- Stated exercise
Return the listing below in full, with every line exactly as it is.

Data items

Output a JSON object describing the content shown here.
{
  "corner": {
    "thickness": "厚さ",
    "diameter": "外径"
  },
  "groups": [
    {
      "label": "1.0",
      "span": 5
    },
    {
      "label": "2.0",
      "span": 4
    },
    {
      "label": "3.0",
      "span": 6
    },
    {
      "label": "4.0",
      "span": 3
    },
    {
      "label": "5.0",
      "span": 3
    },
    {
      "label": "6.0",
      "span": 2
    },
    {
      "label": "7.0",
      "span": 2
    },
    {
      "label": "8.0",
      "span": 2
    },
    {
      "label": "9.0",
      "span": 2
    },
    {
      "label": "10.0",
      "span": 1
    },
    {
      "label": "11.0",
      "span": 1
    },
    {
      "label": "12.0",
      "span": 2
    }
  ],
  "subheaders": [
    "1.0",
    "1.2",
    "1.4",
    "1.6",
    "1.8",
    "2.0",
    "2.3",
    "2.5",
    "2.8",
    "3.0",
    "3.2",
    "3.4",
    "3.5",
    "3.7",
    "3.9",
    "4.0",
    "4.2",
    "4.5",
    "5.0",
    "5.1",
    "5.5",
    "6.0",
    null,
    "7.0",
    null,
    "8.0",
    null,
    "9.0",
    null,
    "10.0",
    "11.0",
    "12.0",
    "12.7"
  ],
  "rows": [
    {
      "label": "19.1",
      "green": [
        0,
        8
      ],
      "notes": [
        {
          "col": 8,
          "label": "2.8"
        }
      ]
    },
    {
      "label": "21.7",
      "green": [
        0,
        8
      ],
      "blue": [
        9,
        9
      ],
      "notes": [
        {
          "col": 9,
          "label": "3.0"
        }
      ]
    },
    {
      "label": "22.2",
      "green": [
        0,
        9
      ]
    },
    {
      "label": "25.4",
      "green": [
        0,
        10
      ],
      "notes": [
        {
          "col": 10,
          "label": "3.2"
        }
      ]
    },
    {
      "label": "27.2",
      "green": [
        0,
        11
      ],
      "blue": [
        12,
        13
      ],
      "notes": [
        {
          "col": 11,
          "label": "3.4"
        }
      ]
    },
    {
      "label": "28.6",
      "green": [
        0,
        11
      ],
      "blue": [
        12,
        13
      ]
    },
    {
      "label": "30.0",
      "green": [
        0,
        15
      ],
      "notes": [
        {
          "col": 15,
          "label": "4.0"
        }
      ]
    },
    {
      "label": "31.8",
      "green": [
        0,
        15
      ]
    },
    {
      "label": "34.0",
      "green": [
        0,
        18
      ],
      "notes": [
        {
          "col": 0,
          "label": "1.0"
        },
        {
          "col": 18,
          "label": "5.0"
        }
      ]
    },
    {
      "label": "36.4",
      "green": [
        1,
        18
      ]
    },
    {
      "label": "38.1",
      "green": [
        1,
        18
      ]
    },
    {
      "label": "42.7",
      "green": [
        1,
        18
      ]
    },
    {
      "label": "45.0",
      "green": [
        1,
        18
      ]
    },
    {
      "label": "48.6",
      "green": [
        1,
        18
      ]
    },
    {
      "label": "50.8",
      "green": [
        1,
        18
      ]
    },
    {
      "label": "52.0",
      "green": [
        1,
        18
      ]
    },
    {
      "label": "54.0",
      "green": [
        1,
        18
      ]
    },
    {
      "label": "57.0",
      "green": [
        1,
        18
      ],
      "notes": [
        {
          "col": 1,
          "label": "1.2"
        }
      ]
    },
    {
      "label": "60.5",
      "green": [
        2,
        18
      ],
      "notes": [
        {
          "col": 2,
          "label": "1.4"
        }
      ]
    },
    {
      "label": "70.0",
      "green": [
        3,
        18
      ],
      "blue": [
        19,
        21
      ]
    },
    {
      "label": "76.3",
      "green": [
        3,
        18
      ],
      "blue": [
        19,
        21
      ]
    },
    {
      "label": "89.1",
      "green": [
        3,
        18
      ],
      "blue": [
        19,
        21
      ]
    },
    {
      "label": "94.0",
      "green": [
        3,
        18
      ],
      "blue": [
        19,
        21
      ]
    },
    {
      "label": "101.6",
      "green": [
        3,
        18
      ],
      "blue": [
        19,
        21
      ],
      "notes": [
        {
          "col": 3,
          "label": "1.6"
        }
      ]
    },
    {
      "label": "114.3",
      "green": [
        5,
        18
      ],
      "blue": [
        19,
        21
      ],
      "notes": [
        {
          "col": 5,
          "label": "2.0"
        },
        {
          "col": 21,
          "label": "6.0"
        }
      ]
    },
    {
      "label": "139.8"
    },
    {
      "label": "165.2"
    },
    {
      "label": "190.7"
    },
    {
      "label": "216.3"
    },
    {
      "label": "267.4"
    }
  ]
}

- Exercise result
Output a JSON object describing the content shown here.
{
  "corner": {
    "thickness": "厚さ",
    "diameter": "外径"
  },
  "groups": [
    {
      "label": "1.0",
      "span": 5
    },
    {
      "label": "2.0",
      "span": 4
    },
    {
      "label": "3.0",
      "span": 6
    },
    {
      "label": "4.0",
      "span": 3
    },
    {
      "label": "5.0",
      "span": 3
    },
    {
      "label": "6.0",
      "span": 2
    },
    {
      "label": "7.0",
      "span": 2
    },
    {
      "label": "8.0",
      "span": 2
    },
    {
      "label": "9.0",
      "span": 2
    },
    {
      "label": "10.0",
      "span": 1
    },
    {
      "label": "11.0",
      "span": 1
    },
    {
      "label": "12.0",
      "span": 2
    }
  ],
  "subheaders": [
    "1.0",
    "1.2",
    "1.4",
    "1.6",
    "1.8",
    "2.0",
    "2.3",
    "2.5",
    "2.8",
    "3.0",
    "3.2",
    "3.4",
    "3.5",
    "3.7",
    "3.9",
    "4.0",
    "4.2",
    "4.5",
    "5.0",
    "5.1",
    "5.5",
    "6.0",
    null,
    "7.0",
    null,
    "8.0",
    null,
    "9.0",
    null,
    "10.0",
    "11.0",
    "12.0",
    "12.7"
  ],
  "rows": [
    {
      "label": "19.1",
      "green": [
        0,
        8
      ],
      "notes": [
        {
          "col": 8,
          "label": "2.8"
        }
      ]
    },
    {
      "label": "21.7",
      "green": [
        0,
        8
      ],
      "blue": [
        9,
        9
      ],
      "notes": [
        {
          "col": 9,
          "label": "3.0"
        }
      ]
    },
    {
      "label": "22.2",
      "green": [
        0,
        9
      ]
    },
    {
      "label": "25.4",
      "green": [
        0,
        10
      ],
      "notes": [
        {
          "col": 10,
          "label": "3.2"
        }
      ]
    },
    {
      "label": "27.2",
      "green": [
        0,
        11
      ],
      "blue": [
        12,
        13
      ],
      "notes": [
        {
          "col": 11,
          "label": "3.4"
        }
      ]
    },
    {
      "label": "28.6",
      "green": [
        0,
        11
      ],
      "blue": [
        12,
        13
      ]
    },
    {
      "label": "30.0",
      "green": [
        0,
        15
      ],
      "notes": [
        {
          "col": 15,
          "label": "4.0"
        }
      ]
    },
    {
      "label": "31.8",
      "green": [
        0,
        15
      ]
    },
    {
      "label": "34.0",
      "green": [
        0,
        18
      ],
      "notes": [
        {
          "col": 0,
          "label": "1.0"
        },
        {
          "col": 18,
          "label": "5.0"
        }
      ]
    },
    {
      "label": "36.4",
      "green": [
        1,
        18
      ]
    },
    {
      "label": "38.1",
      "green": [
        1,
        18
      ]
    },
    {
      "label": "42.7",
      "green": [
        1,
        18
      ]
    },
    {
      "label": "45.0",
      "green": [
        1,
        18
      ]
    },
    {
      "label": "48.6",
      "green": [
        1,
        18
      ]
    },
    {
      "label": "50.8",
      "green": [
        1,
        18
      ]
    },
    {
      "label": "52.0",
      "green": [
        1,
        18
      ]
    },
    {
      "label": "54.0",
      "green": [
        1,
        18
      ]
    },
    {
      "label": "57.0",
      "green": [
        1,
        18
      ],
      "notes": [
        {
          "col": 1,
          "label": "1.2"
        }
      ]
    },
    {
      "label": "60.5",
      "green": [
        2,
        18
      ],
      "notes": [
        {
          "col": 2,
          "label": "1.4"
        }
      ]
    },
    {
      "label": "70.0",
      "green": [
        3,
        18
      ],
      "blue": [
        19,
        21
      ]
    },
    {
      "label": "76.3",
      "green": [
        3,
        18
      ],
      "blue": [
        19,
        21
      ]
    },
    {
      "label": "89.1",
      "green": [
        3,
        18
      ],
      "blue": [
        19,
        21
      ]
    },
    {
      "label": "94.0",
      "green": [
        3,
        18
      ],
      "blue": [
        19,
        21
      ]
    },
    {
      "label": "101.6",
      "green": [
        3,
        18
      ],
      "blue": [
        19,
        21
      ],
      "notes": [
        {
          "col": 3,
          "label": "1.6"
        }
      ]
    },
    {
      "label": "114.3",
      "green": [
        5,
        18
      ],
      "blue": [
        19,
        21
      ],
      "notes": [
        {
          "col": 5,
          "label": "2.0"
        },
        {
          "col": 21,
          "label": "6.0"
        }
      ]
    },
    {
      "label": "139.8"
    },
    {
      "label": "165.2"
    },
    {
      "label": "190.7"
    },
    {
      "label": "216.3"
    },
    {
      "label": "267.4"
    }
  ]
}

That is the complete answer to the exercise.